* _INSTRUCTIONS FOR THE TASK_
Copy every line, leaving nothing out and adding nothing.

═════ STORED ROWS

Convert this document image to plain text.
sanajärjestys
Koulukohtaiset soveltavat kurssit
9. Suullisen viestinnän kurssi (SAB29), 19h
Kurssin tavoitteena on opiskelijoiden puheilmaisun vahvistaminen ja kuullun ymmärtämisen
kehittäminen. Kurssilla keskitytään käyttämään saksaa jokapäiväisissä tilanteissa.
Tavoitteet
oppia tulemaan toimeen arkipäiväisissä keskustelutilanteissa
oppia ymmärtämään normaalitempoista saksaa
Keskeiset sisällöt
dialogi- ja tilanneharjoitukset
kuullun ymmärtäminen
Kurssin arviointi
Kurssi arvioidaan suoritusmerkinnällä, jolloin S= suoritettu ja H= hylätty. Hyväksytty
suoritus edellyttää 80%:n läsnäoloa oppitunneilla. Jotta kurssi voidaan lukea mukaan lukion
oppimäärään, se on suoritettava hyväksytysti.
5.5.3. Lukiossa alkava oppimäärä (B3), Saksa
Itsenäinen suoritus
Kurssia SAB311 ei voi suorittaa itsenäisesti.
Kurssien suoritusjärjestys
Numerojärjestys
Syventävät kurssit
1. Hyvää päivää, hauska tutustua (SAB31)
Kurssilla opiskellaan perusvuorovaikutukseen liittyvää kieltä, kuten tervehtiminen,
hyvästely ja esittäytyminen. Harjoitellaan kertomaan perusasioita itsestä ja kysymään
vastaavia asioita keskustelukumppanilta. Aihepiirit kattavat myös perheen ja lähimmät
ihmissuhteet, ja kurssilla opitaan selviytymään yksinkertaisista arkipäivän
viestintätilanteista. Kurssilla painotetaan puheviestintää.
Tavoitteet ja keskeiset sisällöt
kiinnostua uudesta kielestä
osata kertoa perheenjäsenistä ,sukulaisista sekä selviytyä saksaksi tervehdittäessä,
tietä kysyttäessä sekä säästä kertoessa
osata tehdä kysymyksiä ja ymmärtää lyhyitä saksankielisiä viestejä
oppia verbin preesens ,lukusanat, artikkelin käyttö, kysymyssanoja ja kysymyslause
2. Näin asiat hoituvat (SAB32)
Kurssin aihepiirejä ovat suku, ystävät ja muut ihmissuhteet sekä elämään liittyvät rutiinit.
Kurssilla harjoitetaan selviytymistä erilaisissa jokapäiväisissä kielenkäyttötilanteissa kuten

══════════

* _IN RESPONSE_
Convert this document image to plain text.
sanajärjestys
Koulukohtaiset soveltavat kurssit
9. Suullisen viestinnän kurssi (SAB29), 19h
Kurssin tavoitteena on opiskelijoiden puheilmaisun vahvistaminen ja kuullun ymmärtämisen
kehittäminen. Kurssilla keskitytään käyttämään saksaa jokapäiväisissä tilanteissa.
Tavoitteet
oppia tulemaan toimeen arkipäiväisissä keskustelutilanteissa
oppia ymmärtämään normaalitempoista saksaa
Keskeiset sisällöt
dialogi- ja tilanneharjoitukset
kuullun ymmärtäminen
Kurssin arviointi
Kurssi arvioidaan suoritusmerkinnällä, jolloin S= suoritettu ja H= hylätty. Hyväksytty
suoritus edellyttää 80%:n läsnäoloa oppitunneilla. Jotta kurssi voidaan lukea mukaan lukion
oppimäärään, se on suoritettava hyväksytysti.
5.5.3. Lukiossa alkava oppimäärä (B3), Saksa
Itsenäinen suoritus
Kurssia SAB311 ei voi suorittaa itsenäisesti.
Kurssien suoritusjärjestys
Numerojärjestys
Syventävät kurssit
1. Hyvää päivää, hauska tutustua (SAB31)
Kurssilla opiskellaan perusvuorovaikutukseen liittyvää kieltä, kuten tervehtiminen,
hyvästely ja esittäytyminen. Harjoitellaan kertomaan perusasioita itsestä ja kysymään
vastaavia asioita keskustelukumppanilta. Aihepiirit kattavat myös perheen ja lähimmät
ihmissuhteet, ja kurssilla opitaan selviytymään yksinkertaisista arkipäivän
viestintätilanteista. Kurssilla painotetaan puheviestintää.
Tavoitteet ja keskeiset sisällöt
kiinnostua uudesta kielestä
osata kertoa perheenjäsenistä ,sukulaisista sekä selviytyä saksaksi tervehdittäessä,
tietä kysyttäessä sekä säästä kertoessa
osata tehdä kysymyksiä ja ymmärtää lyhyitä saksankielisiä viestejä
oppia verbin preesens ,lukusanat, artikkelin käyttö, kysymyssanoja ja kysymyslause
2. Näin asiat hoituvat (SAB32)
Kurssin aihepiirejä ovat suku, ystävät ja muut ihmissuhteet sekä elämään liittyvät rutiinit.
Kurssilla harjoitetaan selviytymistä erilaisissa jokapäiväisissä kielenkäyttötilanteissa kuten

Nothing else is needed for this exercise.